- _What is asked_: Output the full listing word for word.

- _Records provided_:

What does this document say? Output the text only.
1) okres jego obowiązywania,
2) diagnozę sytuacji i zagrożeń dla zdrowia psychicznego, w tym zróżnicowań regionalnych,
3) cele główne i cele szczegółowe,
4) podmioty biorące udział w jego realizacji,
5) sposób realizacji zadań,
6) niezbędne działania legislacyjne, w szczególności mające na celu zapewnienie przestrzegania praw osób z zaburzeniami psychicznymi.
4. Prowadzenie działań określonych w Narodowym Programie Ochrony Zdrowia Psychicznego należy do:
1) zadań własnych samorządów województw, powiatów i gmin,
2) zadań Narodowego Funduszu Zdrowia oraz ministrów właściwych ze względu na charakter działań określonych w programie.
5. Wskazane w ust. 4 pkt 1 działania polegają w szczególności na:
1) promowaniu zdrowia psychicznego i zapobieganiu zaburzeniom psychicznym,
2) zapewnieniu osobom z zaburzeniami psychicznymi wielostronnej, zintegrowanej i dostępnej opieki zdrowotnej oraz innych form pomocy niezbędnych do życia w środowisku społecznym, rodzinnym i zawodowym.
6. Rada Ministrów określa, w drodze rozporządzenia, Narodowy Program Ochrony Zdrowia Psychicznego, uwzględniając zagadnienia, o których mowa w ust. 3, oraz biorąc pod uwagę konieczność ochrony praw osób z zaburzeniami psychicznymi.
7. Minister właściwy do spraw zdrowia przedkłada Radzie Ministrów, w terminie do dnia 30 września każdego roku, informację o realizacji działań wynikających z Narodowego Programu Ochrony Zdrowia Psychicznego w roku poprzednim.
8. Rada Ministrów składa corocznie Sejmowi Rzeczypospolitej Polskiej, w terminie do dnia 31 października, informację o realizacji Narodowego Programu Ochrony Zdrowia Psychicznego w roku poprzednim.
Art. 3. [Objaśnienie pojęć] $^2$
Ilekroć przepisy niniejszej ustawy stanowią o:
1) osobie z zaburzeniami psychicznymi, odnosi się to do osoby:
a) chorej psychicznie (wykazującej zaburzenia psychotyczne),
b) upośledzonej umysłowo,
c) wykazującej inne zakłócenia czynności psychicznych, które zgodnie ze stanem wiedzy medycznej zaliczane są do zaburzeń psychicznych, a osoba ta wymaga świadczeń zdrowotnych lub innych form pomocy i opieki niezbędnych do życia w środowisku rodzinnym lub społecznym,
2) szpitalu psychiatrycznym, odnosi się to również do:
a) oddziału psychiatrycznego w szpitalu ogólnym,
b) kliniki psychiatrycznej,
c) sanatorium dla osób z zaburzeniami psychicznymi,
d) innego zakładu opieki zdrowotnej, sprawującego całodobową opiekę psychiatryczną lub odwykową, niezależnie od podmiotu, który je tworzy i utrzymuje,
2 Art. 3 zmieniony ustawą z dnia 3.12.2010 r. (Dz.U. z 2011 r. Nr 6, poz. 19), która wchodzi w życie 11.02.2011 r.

- _Solution for this exercise_:
What does this document say? Output the text only.
1) okres jego obowiązywania,
2) diagnozę sytuacji i zagrożeń dla zdrowia psychicznego, w tym zróżnicowań regionalnych,
3) cele główne i cele szczegółowe,
4) podmioty biorące udział w jego realizacji,
5) sposób realizacji zadań,
6) niezbędne działania legislacyjne, w szczególności mające na celu zapewnienie przestrzegania praw osób z zaburzeniami psychicznymi.
4. Prowadzenie działań określonych w Narodowym Programie Ochrony Zdrowia Psychicznego należy do:
1) zadań własnych samorządów województw, powiatów i gmin,
2) zadań Narodowego Funduszu Zdrowia oraz ministrów właściwych ze względu na charakter działań określonych w programie.
5. Wskazane w ust. 4 pkt 1 działania polegają w szczególności na:
1) promowaniu zdrowia psychicznego i zapobieganiu zaburzeniom psychicznym,
2) zapewnieniu osobom z zaburzeniami psychicznymi wielostronnej, zintegrowanej i dostępnej opieki zdrowotnej oraz innych form pomocy niezbędnych do życia w środowisku społecznym, rodzinnym i zawodowym.
6. Rada Ministrów określa, w drodze rozporządzenia, Narodowy Program Ochrony Zdrowia Psychicznego, uwzględniając zagadnienia, o których mowa w ust. 3, oraz biorąc pod uwagę konieczność ochrony praw osób z zaburzeniami psychicznymi.
7. Minister właściwy do spraw zdrowia przedkłada Radzie Ministrów, w terminie do dnia 30 września każdego roku, informację o realizacji działań wynikających z Narodowego Programu Ochrony Zdrowia Psychicznego w roku poprzednim.
8. Rada Ministrów składa corocznie Sejmowi Rzeczypospolitej Polskiej, w terminie do dnia 31 października, informację o realizacji Narodowego Programu Ochrony Zdrowia Psychicznego w roku poprzednim.
Art. 3. [Objaśnienie pojęć] $^2$
Ilekroć przepisy niniejszej ustawy stanowią o:
1) osobie z zaburzeniami psychicznymi, odnosi się to do osoby:
a) chorej psychicznie (wykazującej zaburzenia psychotyczne),
b) upośledzonej umysłowo,
c) wykazującej inne zakłócenia czynności psychicznych, które zgodnie ze stanem wiedzy medycznej zaliczane są do zaburzeń psychicznych, a osoba ta wymaga świadczeń zdrowotnych lub innych form pomocy i opieki niezbędnych do życia w środowisku rodzinnym lub społecznym,
2) szpitalu psychiatrycznym, odnosi się to również do:
a) oddziału psychiatrycznego w szpitalu ogólnym,
b) kliniki psychiatrycznej,
c) sanatorium dla osób z zaburzeniami psychicznymi,
d) innego zakładu opieki zdrowotnej, sprawującego całodobową opiekę psychiatryczną lub odwykową, niezależnie od podmiotu, który je tworzy i utrzymuje,
2 Art. 3 zmieniony ustawą z dnia 3.12.2010 r. (Dz.U. z 2011 r. Nr 6, poz. 19), która wchodzi w życie 11.02.2011 r.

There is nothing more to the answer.